* START MATERIAL FOR THE TASK *

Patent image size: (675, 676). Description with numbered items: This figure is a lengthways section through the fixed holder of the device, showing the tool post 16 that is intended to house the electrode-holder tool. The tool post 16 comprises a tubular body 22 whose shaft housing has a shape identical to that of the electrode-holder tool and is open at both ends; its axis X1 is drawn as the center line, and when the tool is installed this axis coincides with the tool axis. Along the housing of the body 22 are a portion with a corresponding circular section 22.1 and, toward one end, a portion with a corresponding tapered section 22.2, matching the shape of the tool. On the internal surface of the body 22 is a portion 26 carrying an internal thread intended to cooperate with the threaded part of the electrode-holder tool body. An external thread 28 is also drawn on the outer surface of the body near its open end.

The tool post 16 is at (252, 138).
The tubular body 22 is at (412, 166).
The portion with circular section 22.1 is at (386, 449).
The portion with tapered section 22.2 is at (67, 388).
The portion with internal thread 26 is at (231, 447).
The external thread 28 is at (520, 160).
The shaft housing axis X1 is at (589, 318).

* END MATERIAL FOR THE TASK *

EXERCISE BRIEF.
Pick out every line of the records above that contains the word "tool", and copy each one. Treat uppercase and lowercase letters as different.

RESPONSE FOR THIS EXERCISE.
Patent image size: (675, 676). Description with numbered items: This figure is a lengthways section through the fixed holder of the device, showing the tool post 16 that is intended to house the electrode-holder tool. The tool post 16 comprises a tubular body 22 whose shaft housing has a shape identical to that of the electrode-holder tool and is open at both ends; its axis X1 is drawn as the center line, and when the tool is installed this axis coincides with the tool axis. Along the housing of the body 22 are a portion with a corresponding circular section 22.1 and, toward one end, a portion with a corresponding tapered section 22.2, matching the shape of the tool. On the internal surface of the body 22 is a portion 26 carrying an internal thread intended to cooperate with the threaded part of the electrode-holder tool body. An external thread 28 is also drawn on the outer surface of the body near its open end.
The tool post 16 is at (252, 138).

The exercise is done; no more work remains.